■ Required task
Identify the lines that include the word "medal", then copy all of them.

(Stored data)
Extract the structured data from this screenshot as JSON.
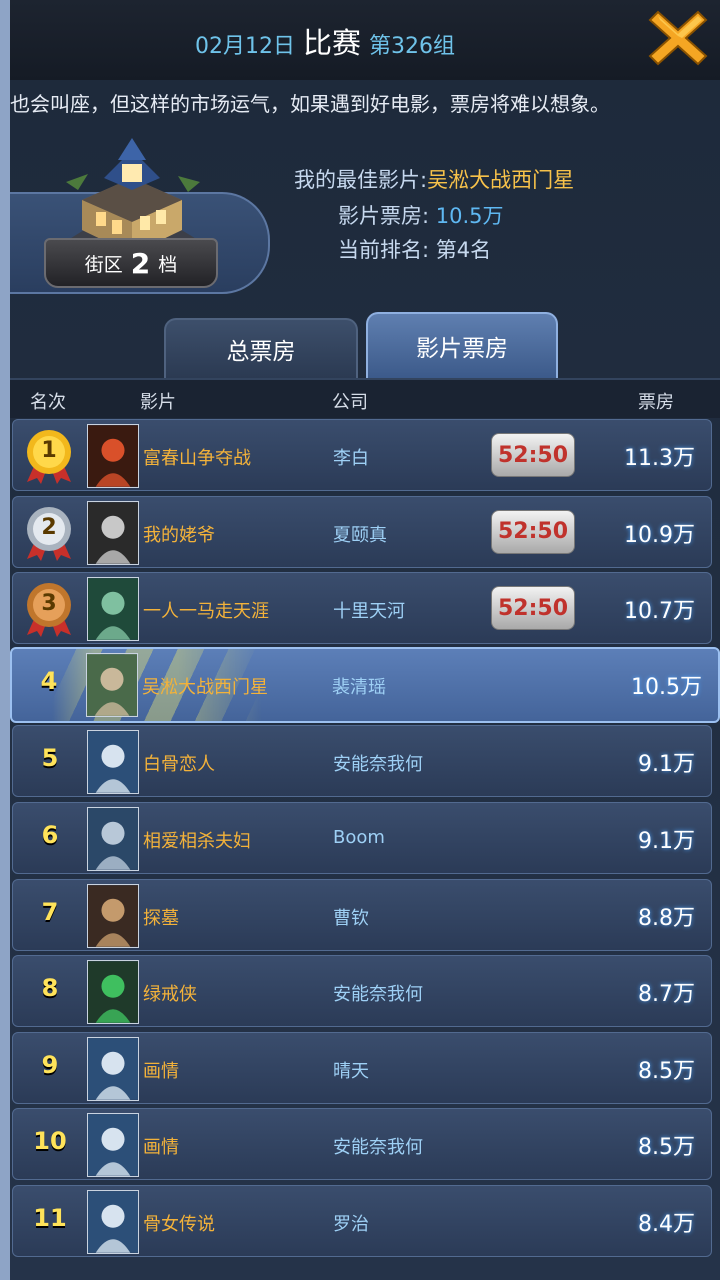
{
  "header": {
    "date": "02月12日",
    "match": "比赛",
    "group": "第326组"
  },
  "ticker": "也会叫座，但这样的市场运气，如果遇到好电影，票房将难以想象。",
  "district": {
    "label_left": "街区",
    "level": "2",
    "label_right": "档"
  },
  "best": {
    "film_label": "我的最佳影片:",
    "film_name": "吴淞大战西门星",
    "box_label": "影片票房:",
    "box_value": "10.5万",
    "rank_label": "当前排名:",
    "rank_value": "第4名"
  },
  "tabs": {
    "total": "总票房",
    "film": "影片票房",
    "active": "film"
  },
  "columns": {
    "rank": "名次",
    "film": "影片",
    "company": "公司",
    "box": "票房"
  },
  "rows": [
    {
      "rank": "1",
      "film": "富春山争夺战",
      "company": "李白",
      "timer": "52:50",
      "box": "11.3万",
      "medal": "gold"
    },
    {
      "rank": "2",
      "film": "我的姥爷",
      "company": "夏颐真",
      "timer": "52:50",
      "box": "10.9万",
      "medal": "silver"
    },
    {
      "rank": "3",
      "film": "一人一马走天涯",
      "company": "十里天河",
      "timer": "52:50",
      "box": "10.7万",
      "medal": "bronze"
    },
    {
      "rank": "4",
      "film": "吴淞大战西门星",
      "company": "裴清瑶",
      "box": "10.5万",
      "highlight": true
    },
    {
      "rank": "5",
      "film": "白骨恋人",
      "company": "安能奈我何",
      "box": "9.1万"
    },
    {
      "rank": "6",
      "film": "相爱相杀夫妇",
      "company": "Boom",
      "box": "9.1万"
    },
    {
      "rank": "7",
      "film": "探墓",
      "company": "曹钦",
      "box": "8.8万"
    },
    {
      "rank": "8",
      "film": "绿戒侠",
      "company": "安能奈我何",
      "box": "8.7万"
    },
    {
      "rank": "9",
      "film": "画情",
      "company": "晴天",
      "box": "8.5万"
    },
    {
      "rank": "10",
      "film": "画情",
      "company": "安能奈我何",
      "box": "8.5万"
    },
    {
      "rank": "11",
      "film": "骨女传说",
      "company": "罗治",
      "box": "8.4万"
    }
  ],
  "colors": {
    "gold_text": "#f3b23a",
    "company_text": "#9ed0f5",
    "timer_text": "#c0322c",
    "rank_yellow": "#ffe35a"
  }
}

■ Correct response
      "medal": "gold"
      "medal": "silver"
      "medal": "bronze"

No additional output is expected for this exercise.